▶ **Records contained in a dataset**
____________________
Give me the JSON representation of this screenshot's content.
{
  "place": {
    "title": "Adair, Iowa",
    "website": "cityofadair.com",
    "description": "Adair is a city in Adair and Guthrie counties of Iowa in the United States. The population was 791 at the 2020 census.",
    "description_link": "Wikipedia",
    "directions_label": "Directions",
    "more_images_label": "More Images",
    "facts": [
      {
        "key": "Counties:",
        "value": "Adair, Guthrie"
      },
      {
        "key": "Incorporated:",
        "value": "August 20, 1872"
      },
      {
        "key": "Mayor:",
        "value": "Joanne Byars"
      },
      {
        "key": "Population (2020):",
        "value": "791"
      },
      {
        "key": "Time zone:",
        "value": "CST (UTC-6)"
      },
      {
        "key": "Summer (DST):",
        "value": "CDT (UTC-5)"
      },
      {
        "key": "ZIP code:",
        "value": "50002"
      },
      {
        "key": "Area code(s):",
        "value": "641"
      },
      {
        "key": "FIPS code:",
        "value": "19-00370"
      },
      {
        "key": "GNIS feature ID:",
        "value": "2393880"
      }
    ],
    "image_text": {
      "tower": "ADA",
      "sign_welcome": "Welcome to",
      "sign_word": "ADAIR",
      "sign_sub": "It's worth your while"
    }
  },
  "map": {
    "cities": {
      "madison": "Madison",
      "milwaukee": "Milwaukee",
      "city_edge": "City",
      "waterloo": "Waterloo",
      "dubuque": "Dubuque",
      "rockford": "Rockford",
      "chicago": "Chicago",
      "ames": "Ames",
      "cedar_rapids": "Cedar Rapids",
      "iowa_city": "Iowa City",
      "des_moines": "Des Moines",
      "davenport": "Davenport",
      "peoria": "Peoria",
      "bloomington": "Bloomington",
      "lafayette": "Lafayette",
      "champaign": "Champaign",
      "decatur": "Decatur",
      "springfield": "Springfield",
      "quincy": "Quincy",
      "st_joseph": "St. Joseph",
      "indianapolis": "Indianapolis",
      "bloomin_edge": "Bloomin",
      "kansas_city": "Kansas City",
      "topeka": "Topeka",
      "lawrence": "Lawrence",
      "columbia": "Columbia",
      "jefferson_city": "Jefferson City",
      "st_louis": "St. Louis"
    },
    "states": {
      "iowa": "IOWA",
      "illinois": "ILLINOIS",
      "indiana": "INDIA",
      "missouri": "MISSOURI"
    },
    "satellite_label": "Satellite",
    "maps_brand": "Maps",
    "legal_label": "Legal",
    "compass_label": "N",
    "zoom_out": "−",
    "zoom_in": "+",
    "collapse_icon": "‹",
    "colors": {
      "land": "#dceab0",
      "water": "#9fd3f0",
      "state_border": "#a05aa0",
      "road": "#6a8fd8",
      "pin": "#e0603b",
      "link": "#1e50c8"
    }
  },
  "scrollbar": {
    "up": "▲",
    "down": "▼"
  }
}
____________________
Each line of the listing should be copied exactly.

▶ **Full solution**
Give me the JSON representation of this screenshot's content.
{
  "place": {
    "title": "Adair, Iowa",
    "website": "cityofadair.com",
    "description": "Adair is a city in Adair and Guthrie counties of Iowa in the United States. The population was 791 at the 2020 census.",
    "description_link": "Wikipedia",
    "directions_label": "Directions",
    "more_images_label": "More Images",
    "facts": [
      {
        "key": "Counties:",
        "value": "Adair, Guthrie"
      },
      {
        "key": "Incorporated:",
        "value": "August 20, 1872"
      },
      {
        "key": "Mayor:",
        "value": "Joanne Byars"
      },
      {
        "key": "Population (2020):",
        "value": "791"
      },
      {
        "key": "Time zone:",
        "value": "CST (UTC-6)"
      },
      {
        "key": "Summer (DST):",
        "value": "CDT (UTC-5)"
      },
      {
        "key": "ZIP code:",
        "value": "50002"
      },
      {
        "key": "Area code(s):",
        "value": "641"
      },
      {
        "key": "FIPS code:",
        "value": "19-00370"
      },
      {
        "key": "GNIS feature ID:",
        "value": "2393880"
      }
    ],
    "image_text": {
      "tower": "ADA",
      "sign_welcome": "Welcome to",
      "sign_word": "ADAIR",
      "sign_sub": "It's worth your while"
    }
  },
  "map": {
    "cities": {
      "madison": "Madison",
      "milwaukee": "Milwaukee",
      "city_edge": "City",
      "waterloo": "Waterloo",
      "dubuque": "Dubuque",
      "rockford": "Rockford",
      "chicago": "Chicago",
      "ames": "Ames",
      "cedar_rapids": "Cedar Rapids",
      "iowa_city": "Iowa City",
      "des_moines": "Des Moines",
      "davenport": "Davenport",
      "peoria": "Peoria",
      "bloomington": "Bloomington",
      "lafayette": "Lafayette",
      "champaign": "Champaign",
      "decatur": "Decatur",
      "springfield": "Springfield",
      "quincy": "Quincy",
      "st_joseph": "St. Joseph",
      "indianapolis": "Indianapolis",
      "bloomin_edge": "Bloomin",
      "kansas_city": "Kansas City",
      "topeka": "Topeka",
      "lawrence": "Lawrence",
      "columbia": "Columbia",
      "jefferson_city": "Jefferson City",
      "st_louis": "St. Louis"
    },
    "states": {
      "iowa": "IOWA",
      "illinois": "ILLINOIS",
      "indiana": "INDIA",
      "missouri": "MISSOURI"
    },
    "satellite_label": "Satellite",
    "maps_brand": "Maps",
    "legal_label": "Legal",
    "compass_label": "N",
    "zoom_out": "−",
    "zoom_in": "+",
    "collapse_icon": "‹",
    "colors": {
      "land": "#dceab0",
      "water": "#9fd3f0",
      "state_border": "#a05aa0",
      "road": "#6a8fd8",
      "pin": "#e0603b",
      "link": "#1e50c8"
    }
  },
  "scrollbar": {
    "up": "▲",
    "down": "▼"
  }
}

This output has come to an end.